# WRITTEN PROBLEM
Copy each line of the material below that includes the string "оплаты".

* start ROWS *

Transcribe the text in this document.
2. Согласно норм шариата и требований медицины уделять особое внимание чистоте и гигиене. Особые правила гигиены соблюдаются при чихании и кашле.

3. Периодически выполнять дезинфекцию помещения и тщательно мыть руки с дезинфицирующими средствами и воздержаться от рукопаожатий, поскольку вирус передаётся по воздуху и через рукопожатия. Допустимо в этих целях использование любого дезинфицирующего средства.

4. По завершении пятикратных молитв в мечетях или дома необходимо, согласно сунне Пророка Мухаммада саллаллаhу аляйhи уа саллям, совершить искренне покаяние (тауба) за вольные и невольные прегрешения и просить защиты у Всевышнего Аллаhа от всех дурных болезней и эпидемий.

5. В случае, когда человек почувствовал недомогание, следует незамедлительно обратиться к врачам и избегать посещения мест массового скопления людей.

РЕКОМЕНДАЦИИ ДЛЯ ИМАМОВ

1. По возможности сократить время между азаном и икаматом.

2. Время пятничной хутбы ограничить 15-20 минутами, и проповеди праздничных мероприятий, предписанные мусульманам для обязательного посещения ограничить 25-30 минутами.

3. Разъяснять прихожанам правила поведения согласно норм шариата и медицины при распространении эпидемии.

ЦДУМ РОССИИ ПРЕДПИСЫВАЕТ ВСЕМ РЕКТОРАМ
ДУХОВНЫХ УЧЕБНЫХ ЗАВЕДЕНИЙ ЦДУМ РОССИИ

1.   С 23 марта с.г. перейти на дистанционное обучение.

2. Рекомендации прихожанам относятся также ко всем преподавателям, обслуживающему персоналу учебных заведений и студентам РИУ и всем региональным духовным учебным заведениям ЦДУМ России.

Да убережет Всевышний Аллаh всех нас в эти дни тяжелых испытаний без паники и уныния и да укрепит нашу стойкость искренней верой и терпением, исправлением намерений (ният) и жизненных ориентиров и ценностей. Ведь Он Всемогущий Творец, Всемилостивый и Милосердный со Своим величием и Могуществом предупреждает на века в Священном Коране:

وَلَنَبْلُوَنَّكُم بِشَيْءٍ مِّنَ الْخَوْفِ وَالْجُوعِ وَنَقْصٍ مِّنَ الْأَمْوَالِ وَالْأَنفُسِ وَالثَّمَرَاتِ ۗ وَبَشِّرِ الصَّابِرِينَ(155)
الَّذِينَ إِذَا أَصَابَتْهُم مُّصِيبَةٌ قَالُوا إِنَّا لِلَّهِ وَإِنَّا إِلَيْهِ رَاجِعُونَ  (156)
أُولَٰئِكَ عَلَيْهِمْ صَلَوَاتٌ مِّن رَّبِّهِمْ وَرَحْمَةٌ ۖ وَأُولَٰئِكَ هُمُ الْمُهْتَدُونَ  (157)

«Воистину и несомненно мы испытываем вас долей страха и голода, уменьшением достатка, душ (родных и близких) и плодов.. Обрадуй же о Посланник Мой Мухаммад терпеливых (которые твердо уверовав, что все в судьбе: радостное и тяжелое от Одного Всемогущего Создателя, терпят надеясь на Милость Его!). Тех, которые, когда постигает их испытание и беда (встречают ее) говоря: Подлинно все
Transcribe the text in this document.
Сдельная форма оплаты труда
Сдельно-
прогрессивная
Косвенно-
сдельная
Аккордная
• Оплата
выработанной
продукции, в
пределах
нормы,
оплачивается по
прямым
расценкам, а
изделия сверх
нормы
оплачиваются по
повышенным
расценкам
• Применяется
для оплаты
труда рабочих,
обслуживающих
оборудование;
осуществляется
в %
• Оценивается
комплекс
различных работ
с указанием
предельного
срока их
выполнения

* end ROWS *

# EXPECTED OUTPUT
Сдельная форма оплаты труда
для оплаты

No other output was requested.